* _Raw data_

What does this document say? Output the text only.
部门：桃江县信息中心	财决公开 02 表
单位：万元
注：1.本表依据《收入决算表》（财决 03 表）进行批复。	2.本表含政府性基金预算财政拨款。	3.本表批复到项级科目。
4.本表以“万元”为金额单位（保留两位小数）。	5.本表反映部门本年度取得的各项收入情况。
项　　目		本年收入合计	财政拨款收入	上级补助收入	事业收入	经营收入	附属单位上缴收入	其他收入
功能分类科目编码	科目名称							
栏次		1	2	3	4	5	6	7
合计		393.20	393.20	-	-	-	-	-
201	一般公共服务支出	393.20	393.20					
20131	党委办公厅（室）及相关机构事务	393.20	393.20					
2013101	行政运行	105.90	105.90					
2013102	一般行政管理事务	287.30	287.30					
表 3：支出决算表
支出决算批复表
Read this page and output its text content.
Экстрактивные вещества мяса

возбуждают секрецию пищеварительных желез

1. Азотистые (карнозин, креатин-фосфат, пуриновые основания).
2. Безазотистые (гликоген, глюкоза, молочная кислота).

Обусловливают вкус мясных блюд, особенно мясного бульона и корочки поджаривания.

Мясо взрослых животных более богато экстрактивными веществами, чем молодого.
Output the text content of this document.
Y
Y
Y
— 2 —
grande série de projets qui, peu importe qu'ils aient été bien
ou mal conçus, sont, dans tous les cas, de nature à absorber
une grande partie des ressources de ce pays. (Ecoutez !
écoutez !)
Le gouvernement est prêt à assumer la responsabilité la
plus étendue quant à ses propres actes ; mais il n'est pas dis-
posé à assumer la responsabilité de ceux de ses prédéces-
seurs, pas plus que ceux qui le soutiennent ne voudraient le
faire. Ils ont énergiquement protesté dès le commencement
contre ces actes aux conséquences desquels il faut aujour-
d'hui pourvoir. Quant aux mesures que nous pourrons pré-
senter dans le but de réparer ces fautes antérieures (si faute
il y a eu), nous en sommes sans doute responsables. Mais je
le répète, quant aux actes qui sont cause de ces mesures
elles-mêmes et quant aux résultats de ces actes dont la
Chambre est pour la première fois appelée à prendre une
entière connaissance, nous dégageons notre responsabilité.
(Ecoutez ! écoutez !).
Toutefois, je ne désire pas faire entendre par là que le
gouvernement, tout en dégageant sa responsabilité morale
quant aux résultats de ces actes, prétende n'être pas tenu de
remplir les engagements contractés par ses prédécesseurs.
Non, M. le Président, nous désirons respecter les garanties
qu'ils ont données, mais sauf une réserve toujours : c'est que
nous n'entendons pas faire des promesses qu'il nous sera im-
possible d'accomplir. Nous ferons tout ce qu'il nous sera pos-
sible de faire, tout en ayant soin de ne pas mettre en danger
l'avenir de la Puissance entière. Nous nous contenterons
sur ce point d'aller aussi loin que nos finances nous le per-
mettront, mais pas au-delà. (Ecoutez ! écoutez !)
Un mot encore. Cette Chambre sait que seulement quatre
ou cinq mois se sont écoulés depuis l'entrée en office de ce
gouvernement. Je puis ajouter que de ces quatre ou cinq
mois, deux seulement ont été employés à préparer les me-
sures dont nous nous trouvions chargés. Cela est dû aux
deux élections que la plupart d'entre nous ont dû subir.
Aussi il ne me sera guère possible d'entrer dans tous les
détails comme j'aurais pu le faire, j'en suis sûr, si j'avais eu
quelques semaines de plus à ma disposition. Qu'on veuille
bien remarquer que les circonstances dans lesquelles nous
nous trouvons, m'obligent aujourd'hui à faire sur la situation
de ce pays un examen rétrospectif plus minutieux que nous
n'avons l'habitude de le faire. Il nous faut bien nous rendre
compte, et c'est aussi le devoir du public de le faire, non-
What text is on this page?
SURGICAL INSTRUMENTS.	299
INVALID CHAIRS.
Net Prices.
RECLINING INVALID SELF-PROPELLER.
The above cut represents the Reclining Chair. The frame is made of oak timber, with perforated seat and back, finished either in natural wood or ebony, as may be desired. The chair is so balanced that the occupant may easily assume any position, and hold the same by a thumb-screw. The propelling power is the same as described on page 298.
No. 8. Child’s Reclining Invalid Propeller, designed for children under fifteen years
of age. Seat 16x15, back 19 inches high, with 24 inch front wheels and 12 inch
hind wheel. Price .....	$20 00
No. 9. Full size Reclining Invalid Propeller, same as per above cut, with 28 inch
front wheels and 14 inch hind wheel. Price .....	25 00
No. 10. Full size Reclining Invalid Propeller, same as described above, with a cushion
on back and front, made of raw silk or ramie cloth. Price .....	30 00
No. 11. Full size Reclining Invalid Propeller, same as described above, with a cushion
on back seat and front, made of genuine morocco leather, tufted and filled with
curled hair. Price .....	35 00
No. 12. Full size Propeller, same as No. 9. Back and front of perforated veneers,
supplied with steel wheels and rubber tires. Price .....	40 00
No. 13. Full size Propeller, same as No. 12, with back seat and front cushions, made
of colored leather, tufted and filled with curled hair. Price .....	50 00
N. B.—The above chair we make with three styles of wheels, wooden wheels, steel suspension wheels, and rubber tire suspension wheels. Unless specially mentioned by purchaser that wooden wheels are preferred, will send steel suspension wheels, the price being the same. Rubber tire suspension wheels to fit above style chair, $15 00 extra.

* _Task brief_
Each line in the data that holds the string "Ecoutez" should be found and copied.

* _Result of the task_
une grande partie des ressources de ce pays. (Ecoutez !
(Ecoutez ! écoutez !).
mettront, mais pas au-delà. (Ecoutez ! écoutez !)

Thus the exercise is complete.